### Objective
Without including any pictures, write out all the entries exactly.

### Available data
######

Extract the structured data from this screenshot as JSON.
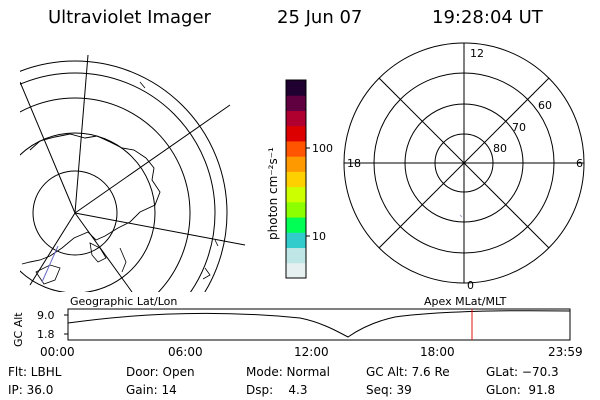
{
  "header": {
    "title": "Ultraviolet Imager",
    "date": "25 Jun 07",
    "time": "19:28:04 UT"
  },
  "colorbar": {
    "unit_label": "photon cm⁻²s⁻¹",
    "ticks": [
      "100",
      "10"
    ],
    "colors": [
      "#e6f0f0",
      "#bfe6e6",
      "#33cccc",
      "#00ff55",
      "#8cff00",
      "#ccff00",
      "#ffd000",
      "#ff9900",
      "#ff5500",
      "#dd0000",
      "#b00030",
      "#600040",
      "#200030"
    ]
  },
  "polar_plot": {
    "clock_labels": [
      "12",
      "6",
      "18",
      "0"
    ],
    "lat_labels": [
      "60",
      "70",
      "80"
    ]
  },
  "map_labels": {
    "left": "Geographic Lat/Lon",
    "right": "Apex  MLat/MLT"
  },
  "altitude_plot": {
    "ylabel": "GC Alt",
    "y_ticks": [
      "9.0",
      "1.8"
    ],
    "x_ticks": [
      "00:00",
      "06:00",
      "12:00",
      "18:00",
      "23:59"
    ],
    "marker_color": "#e01010"
  },
  "info": {
    "row1": [
      "Flt: LBHL",
      "Door: Open",
      "Mode: Normal",
      "GC Alt: 7.6 Re",
      "GLat: −70.3"
    ],
    "row2": [
      "IP: 36.0",
      "Gain: 14",
      "Dsp:    4.3",
      "Seq: 39",
      "GLon:  91.8"
    ]
  }
}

######

### Reply to the task
Extract the structured data from this screenshot as JSON.
{
  "header": {
    "title": "Ultraviolet Imager",
    "date": "25 Jun 07",
    "time": "19:28:04 UT"
  },
  "colorbar": {
    "unit_label": "photon cm⁻²s⁻¹",
    "ticks": [
      "100",
      "10"
    ],
    "colors": [
      "#e6f0f0",
      "#bfe6e6",
      "#33cccc",
      "#00ff55",
      "#8cff00",
      "#ccff00",
      "#ffd000",
      "#ff9900",
      "#ff5500",
      "#dd0000",
      "#b00030",
      "#600040",
      "#200030"
    ]
  },
  "polar_plot": {
    "clock_labels": [
      "12",
      "6",
      "18",
      "0"
    ],
    "lat_labels": [
      "60",
      "70",
      "80"
    ]
  },
  "map_labels": {
    "left": "Geographic Lat/Lon",
    "right": "Apex  MLat/MLT"
  },
  "altitude_plot": {
    "ylabel": "GC Alt",
    "y_ticks": [
      "9.0",
      "1.8"
    ],
    "x_ticks": [
      "00:00",
      "06:00",
      "12:00",
      "18:00",
      "23:59"
    ],
    "marker_color": "#e01010"
  },
  "info": {
    "row1": [
      "Flt: LBHL",
      "Door: Open",
      "Mode: Normal",
      "GC Alt: 7.6 Re",
      "GLat: −70.3"
    ],
    "row2": [
      "IP: 36.0",
      "Gain: 14",
      "Dsp:    4.3",
      "Seq: 39",
      "GLon:  91.8"
    ]
  }
}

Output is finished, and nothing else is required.